Requirement:
Go through the records underneath and write each one out again exactly.

Provided data:
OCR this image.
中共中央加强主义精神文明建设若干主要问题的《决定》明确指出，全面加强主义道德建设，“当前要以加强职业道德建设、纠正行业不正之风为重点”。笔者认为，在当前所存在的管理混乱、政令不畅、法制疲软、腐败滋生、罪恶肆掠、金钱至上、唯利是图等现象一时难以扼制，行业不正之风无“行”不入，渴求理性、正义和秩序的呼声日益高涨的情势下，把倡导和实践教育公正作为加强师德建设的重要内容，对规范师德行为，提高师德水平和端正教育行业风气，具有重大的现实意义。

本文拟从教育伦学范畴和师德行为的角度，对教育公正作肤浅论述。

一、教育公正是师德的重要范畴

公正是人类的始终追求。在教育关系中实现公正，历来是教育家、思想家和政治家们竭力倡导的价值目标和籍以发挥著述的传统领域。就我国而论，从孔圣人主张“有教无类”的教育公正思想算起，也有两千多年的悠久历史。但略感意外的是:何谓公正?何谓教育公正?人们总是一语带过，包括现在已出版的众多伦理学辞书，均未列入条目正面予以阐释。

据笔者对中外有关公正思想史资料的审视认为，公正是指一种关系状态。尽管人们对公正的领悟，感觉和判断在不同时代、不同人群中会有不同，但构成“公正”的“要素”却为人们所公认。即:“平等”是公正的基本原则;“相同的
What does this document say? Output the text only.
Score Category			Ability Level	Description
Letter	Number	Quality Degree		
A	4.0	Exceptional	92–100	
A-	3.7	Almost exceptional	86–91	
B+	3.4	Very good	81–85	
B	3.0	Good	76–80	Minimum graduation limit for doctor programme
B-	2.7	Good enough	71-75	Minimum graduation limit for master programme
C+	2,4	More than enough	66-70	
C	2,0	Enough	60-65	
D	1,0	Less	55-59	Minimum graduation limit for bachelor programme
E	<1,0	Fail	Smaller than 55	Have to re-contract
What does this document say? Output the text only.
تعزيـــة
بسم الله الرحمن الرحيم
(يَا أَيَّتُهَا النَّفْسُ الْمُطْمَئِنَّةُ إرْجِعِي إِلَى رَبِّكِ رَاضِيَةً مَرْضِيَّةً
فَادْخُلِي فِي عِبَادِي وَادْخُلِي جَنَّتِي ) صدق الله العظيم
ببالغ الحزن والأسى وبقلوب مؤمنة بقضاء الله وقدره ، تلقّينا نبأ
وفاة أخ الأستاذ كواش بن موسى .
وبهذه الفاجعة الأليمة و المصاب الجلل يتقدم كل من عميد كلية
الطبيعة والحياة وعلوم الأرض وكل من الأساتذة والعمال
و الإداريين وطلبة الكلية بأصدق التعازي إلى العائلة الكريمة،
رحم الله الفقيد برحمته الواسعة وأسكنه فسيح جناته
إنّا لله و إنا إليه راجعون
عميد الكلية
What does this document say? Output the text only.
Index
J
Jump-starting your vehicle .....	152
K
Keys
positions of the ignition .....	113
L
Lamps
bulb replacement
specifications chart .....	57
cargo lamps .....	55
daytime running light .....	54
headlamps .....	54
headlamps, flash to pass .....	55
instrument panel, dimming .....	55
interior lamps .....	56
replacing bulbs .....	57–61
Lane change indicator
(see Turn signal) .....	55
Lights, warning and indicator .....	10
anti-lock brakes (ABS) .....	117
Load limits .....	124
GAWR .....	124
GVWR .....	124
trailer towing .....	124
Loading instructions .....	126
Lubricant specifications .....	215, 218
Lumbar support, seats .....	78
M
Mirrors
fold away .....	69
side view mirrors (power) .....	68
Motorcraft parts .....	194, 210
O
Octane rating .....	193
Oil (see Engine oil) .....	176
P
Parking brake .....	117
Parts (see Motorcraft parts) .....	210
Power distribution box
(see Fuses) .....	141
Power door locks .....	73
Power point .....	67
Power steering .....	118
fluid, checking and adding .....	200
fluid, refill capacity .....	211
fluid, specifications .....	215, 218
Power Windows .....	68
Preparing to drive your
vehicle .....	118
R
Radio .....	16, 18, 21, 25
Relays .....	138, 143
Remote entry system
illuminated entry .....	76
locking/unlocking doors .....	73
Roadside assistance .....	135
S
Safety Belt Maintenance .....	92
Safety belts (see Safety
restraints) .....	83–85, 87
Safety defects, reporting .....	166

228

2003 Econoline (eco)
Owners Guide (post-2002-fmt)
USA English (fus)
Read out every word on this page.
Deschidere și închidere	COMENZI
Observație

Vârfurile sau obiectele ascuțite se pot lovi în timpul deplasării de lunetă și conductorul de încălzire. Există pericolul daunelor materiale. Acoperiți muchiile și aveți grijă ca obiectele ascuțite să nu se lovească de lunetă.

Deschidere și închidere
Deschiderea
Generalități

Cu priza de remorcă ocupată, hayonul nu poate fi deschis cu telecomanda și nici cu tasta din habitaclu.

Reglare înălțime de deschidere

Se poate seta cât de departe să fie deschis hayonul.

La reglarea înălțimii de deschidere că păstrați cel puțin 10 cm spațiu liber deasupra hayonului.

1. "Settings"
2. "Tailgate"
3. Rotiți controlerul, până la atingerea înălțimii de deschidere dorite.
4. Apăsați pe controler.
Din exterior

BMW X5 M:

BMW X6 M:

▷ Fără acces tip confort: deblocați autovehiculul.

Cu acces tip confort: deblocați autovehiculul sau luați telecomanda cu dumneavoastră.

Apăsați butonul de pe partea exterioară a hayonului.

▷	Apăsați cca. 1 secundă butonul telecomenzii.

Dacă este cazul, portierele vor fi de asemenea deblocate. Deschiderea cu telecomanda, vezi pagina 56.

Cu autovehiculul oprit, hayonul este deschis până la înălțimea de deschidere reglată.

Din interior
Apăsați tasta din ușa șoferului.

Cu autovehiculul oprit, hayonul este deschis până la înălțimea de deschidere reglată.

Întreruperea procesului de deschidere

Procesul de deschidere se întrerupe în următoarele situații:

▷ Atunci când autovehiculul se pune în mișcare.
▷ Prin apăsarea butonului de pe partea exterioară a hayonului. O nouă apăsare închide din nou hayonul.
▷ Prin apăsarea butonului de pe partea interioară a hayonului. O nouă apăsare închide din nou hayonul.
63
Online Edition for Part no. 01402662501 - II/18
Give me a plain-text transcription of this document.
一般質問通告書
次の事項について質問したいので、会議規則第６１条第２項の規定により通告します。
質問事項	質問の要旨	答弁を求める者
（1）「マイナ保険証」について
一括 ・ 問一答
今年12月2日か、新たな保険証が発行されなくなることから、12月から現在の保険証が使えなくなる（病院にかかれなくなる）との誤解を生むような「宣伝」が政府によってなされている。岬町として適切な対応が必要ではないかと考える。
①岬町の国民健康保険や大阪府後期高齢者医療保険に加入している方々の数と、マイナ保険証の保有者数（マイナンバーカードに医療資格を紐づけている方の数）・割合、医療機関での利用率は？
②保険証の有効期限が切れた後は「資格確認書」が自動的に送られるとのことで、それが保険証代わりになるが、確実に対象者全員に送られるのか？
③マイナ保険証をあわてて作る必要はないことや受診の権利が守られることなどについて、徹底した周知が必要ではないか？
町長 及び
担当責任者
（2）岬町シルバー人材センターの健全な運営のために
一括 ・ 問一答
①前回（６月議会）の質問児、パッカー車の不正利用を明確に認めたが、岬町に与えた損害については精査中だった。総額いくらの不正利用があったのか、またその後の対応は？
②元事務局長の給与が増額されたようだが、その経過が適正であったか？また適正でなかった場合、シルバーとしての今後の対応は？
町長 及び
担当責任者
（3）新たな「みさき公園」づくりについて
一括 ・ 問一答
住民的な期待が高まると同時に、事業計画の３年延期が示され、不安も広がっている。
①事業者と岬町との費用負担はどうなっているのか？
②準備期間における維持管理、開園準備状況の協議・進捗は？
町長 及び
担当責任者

Complete output:
OCR this image.
中共中央加强主义精神文明建设若干主要问题的《决定》明确指出，全面加强主义道德建设，“当前要以加强职业道德建设、纠正行业不正之风为重点”。笔者认为，在当前所存在的管理混乱、政令不畅、法制疲软、腐败滋生、罪恶肆掠、金钱至上、唯利是图等现象一时难以扼制，行业不正之风无“行”不入，渴求理性、正义和秩序的呼声日益高涨的情势下，把倡导和实践教育公正作为加强师德建设的重要内容，对规范师德行为，提高师德水平和端正教育行业风气，具有重大的现实意义。

本文拟从教育伦学范畴和师德行为的角度，对教育公正作肤浅论述。

一、教育公正是师德的重要范畴

公正是人类的始终追求。在教育关系中实现公正，历来是教育家、思想家和政治家们竭力倡导的价值目标和籍以发挥著述的传统领域。就我国而论，从孔圣人主张“有教无类”的教育公正思想算起，也有两千多年的悠久历史。但略感意外的是:何谓公正?何谓教育公正?人们总是一语带过，包括现在已出版的众多伦理学辞书，均未列入条目正面予以阐释。

据笔者对中外有关公正思想史资料的审视认为，公正是指一种关系状态。尽管人们对公正的领悟，感觉和判断在不同时代、不同人群中会有不同，但构成“公正”的“要素”却为人们所公认。即:“平等”是公正的基本原则;“相同的
What does this document say? Output the text only.
Score Category			Ability Level	Description
Letter	Number	Quality Degree		
A	4.0	Exceptional	92–100	
A-	3.7	Almost exceptional	86–91	
B+	3.4	Very good	81–85	
B	3.0	Good	76–80	Minimum graduation limit for doctor programme
B-	2.7	Good enough	71-75	Minimum graduation limit for master programme
C+	2,4	More than enough	66-70	
C	2,0	Enough	60-65	
D	1,0	Less	55-59	Minimum graduation limit for bachelor programme
E	<1,0	Fail	Smaller than 55	Have to re-contract
What does this document say? Output the text only.
تعزيـــة
بسم الله الرحمن الرحيم
(يَا أَيَّتُهَا النَّفْسُ الْمُطْمَئِنَّةُ إرْجِعِي إِلَى رَبِّكِ رَاضِيَةً مَرْضِيَّةً
فَادْخُلِي فِي عِبَادِي وَادْخُلِي جَنَّتِي ) صدق الله العظيم
ببالغ الحزن والأسى وبقلوب مؤمنة بقضاء الله وقدره ، تلقّينا نبأ
وفاة أخ الأستاذ كواش بن موسى .
وبهذه الفاجعة الأليمة و المصاب الجلل يتقدم كل من عميد كلية
الطبيعة والحياة وعلوم الأرض وكل من الأساتذة والعمال
و الإداريين وطلبة الكلية بأصدق التعازي إلى العائلة الكريمة،
رحم الله الفقيد برحمته الواسعة وأسكنه فسيح جناته
إنّا لله و إنا إليه راجعون
عميد الكلية
What does this document say? Output the text only.
Index
J
Jump-starting your vehicle .....	152
K
Keys
positions of the ignition .....	113
L
Lamps
bulb replacement
specifications chart .....	57
cargo lamps .....	55
daytime running light .....	54
headlamps .....	54
headlamps, flash to pass .....	55
instrument panel, dimming .....	55
interior lamps .....	56
replacing bulbs .....	57–61
Lane change indicator
(see Turn signal) .....	55
Lights, warning and indicator .....	10
anti-lock brakes (ABS) .....	117
Load limits .....	124
GAWR .....	124
GVWR .....	124
trailer towing .....	124
Loading instructions .....	126
Lubricant specifications .....	215, 218
Lumbar support, seats .....	78
M
Mirrors
fold away .....	69
side view mirrors (power) .....	68
Motorcraft parts .....	194, 210
O
Octane rating .....	193
Oil (see Engine oil) .....	176
P
Parking brake .....	117
Parts (see Motorcraft parts) .....	210
Power distribution box
(see Fuses) .....	141
Power door locks .....	73
Power point .....	67
Power steering .....	118
fluid, checking and adding .....	200
fluid, refill capacity .....	211
fluid, specifications .....	215, 218
Power Windows .....	68
Preparing to drive your
vehicle .....	118
R
Radio .....	16, 18, 21, 25
Relays .....	138, 143
Remote entry system
illuminated entry .....	76
locking/unlocking doors .....	73
Roadside assistance .....	135
S
Safety Belt Maintenance .....	92
Safety belts (see Safety
restraints) .....	83–85, 87
Safety defects, reporting .....	166

228

2003 Econoline (eco)
Owners Guide (post-2002-fmt)
USA English (fus)
Read out every word on this page.
Deschidere și închidere	COMENZI
Observație

Vârfurile sau obiectele ascuțite se pot lovi în timpul deplasării de lunetă și conductorul de încălzire. Există pericolul daunelor materiale. Acoperiți muchiile și aveți grijă ca obiectele ascuțite să nu se lovească de lunetă.

Deschidere și închidere
Deschiderea
Generalități

Cu priza de remorcă ocupată, hayonul nu poate fi deschis cu telecomanda și nici cu tasta din habitaclu.

Reglare înălțime de deschidere

Se poate seta cât de departe să fie deschis hayonul.

La reglarea înălțimii de deschidere că păstrați cel puțin 10 cm spațiu liber deasupra hayonului.

1. "Settings"
2. "Tailgate"
3. Rotiți controlerul, până la atingerea înălțimii de deschidere dorite.
4. Apăsați pe controler.
Din exterior

BMW X5 M:

BMW X6 M:

▷ Fără acces tip confort: deblocați autovehiculul.

Cu acces tip confort: deblocați autovehiculul sau luați telecomanda cu dumneavoastră.

Apăsați butonul de pe partea exterioară a hayonului.

▷	Apăsați cca. 1 secundă butonul telecomenzii.

Dacă este cazul, portierele vor fi de asemenea deblocate. Deschiderea cu telecomanda, vezi pagina 56.

Cu autovehiculul oprit, hayonul este deschis până la înălțimea de deschidere reglată.

Din interior
Apăsați tasta din ușa șoferului.

Cu autovehiculul oprit, hayonul este deschis până la înălțimea de deschidere reglată.

Întreruperea procesului de deschidere

Procesul de deschidere se întrerupe în următoarele situații:

▷ Atunci când autovehiculul se pune în mișcare.
▷ Prin apăsarea butonului de pe partea exterioară a hayonului. O nouă apăsare închide din nou hayonul.
▷ Prin apăsarea butonului de pe partea interioară a hayonului. O nouă apăsare închide din nou hayonul.
63
Online Edition for Part no. 01402662501 - II/18
Give me a plain-text transcription of this document.
一般質問通告書
次の事項について質問したいので、会議規則第６１条第２項の規定により通告します。
質問事項	質問の要旨	答弁を求める者
（1）「マイナ保険証」について
一括 ・ 問一答
今年12月2日か、新たな保険証が発行されなくなることから、12月から現在の保険証が使えなくなる（病院にかかれなくなる）との誤解を生むような「宣伝」が政府によってなされている。岬町として適切な対応が必要ではないかと考える。
①岬町の国民健康保険や大阪府後期高齢者医療保険に加入している方々の数と、マイナ保険証の保有者数（マイナンバーカードに医療資格を紐づけている方の数）・割合、医療機関での利用率は？
②保険証の有効期限が切れた後は「資格確認書」が自動的に送られるとのことで、それが保険証代わりになるが、確実に対象者全員に送られるのか？
③マイナ保険証をあわてて作る必要はないことや受診の権利が守られることなどについて、徹底した周知が必要ではないか？
町長 及び
担当責任者
（2）岬町シルバー人材センターの健全な運営のために
一括 ・ 問一答
①前回（６月議会）の質問児、パッカー車の不正利用を明確に認めたが、岬町に与えた損害については精査中だった。総額いくらの不正利用があったのか、またその後の対応は？
②元事務局長の給与が増額されたようだが、その経過が適正であったか？また適正でなかった場合、シルバーとしての今後の対応は？
町長 及び
担当責任者
（3）新たな「みさき公園」づくりについて
一括 ・ 問一答
住民的な期待が高まると同時に、事業計画の３年延期が示され、不安も広がっている。
①事業者と岬町との費用負担はどうなっているのか？
②準備期間における維持管理、開園準備状況の協議・進捗は？
町長 及び
担当責任者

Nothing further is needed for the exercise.